◆ RAW DATA
********************

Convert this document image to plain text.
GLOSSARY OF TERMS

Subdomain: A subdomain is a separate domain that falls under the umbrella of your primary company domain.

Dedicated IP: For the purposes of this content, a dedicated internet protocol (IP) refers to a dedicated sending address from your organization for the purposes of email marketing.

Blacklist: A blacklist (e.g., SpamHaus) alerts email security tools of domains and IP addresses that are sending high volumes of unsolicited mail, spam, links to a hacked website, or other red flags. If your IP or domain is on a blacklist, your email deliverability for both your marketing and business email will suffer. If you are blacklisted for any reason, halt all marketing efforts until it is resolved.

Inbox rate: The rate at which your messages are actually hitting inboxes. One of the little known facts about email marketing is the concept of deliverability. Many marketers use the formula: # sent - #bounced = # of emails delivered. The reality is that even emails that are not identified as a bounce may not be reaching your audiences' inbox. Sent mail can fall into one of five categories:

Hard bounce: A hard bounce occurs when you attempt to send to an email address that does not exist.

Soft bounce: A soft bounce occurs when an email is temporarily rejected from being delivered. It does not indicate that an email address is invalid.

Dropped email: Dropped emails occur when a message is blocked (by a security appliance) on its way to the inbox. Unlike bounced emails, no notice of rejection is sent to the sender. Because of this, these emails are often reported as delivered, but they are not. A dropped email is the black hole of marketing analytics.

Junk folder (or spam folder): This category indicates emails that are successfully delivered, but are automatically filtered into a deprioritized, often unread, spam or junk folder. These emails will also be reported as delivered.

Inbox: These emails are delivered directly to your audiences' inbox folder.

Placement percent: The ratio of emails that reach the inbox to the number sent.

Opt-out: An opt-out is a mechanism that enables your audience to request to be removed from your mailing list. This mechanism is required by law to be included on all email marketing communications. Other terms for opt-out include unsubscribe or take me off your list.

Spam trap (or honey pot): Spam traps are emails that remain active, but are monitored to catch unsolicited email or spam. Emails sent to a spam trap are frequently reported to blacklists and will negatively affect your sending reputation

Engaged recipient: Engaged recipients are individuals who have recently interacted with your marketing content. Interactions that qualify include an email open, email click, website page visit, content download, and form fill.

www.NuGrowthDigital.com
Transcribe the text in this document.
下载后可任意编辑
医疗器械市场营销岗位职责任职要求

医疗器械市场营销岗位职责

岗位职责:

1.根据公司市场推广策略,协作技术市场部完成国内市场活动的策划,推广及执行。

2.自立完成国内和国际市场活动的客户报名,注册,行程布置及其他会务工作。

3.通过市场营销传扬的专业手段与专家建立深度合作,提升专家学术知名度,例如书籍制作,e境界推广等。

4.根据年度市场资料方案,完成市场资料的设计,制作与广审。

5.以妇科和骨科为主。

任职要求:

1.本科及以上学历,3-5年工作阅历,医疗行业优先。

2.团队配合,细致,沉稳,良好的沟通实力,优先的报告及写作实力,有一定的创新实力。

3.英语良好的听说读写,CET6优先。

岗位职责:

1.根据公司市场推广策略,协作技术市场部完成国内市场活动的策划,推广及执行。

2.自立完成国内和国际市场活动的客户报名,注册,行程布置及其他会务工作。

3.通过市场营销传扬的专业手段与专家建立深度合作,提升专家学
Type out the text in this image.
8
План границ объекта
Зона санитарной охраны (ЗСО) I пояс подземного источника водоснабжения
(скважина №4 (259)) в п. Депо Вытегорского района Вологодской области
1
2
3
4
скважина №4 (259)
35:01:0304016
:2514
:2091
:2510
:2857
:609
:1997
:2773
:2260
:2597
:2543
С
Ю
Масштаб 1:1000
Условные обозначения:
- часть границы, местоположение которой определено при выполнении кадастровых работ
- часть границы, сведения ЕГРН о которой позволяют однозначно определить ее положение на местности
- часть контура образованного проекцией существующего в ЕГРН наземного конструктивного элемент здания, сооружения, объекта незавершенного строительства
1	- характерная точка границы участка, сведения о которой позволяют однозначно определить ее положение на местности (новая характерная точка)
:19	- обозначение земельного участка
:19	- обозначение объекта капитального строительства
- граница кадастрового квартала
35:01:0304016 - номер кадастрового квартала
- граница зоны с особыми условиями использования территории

********************

◆ EXERCISE AIM
Tell how many lines of the records above hold the string "occurs". Give no other text.

◆ CORRECT RESPONSE
2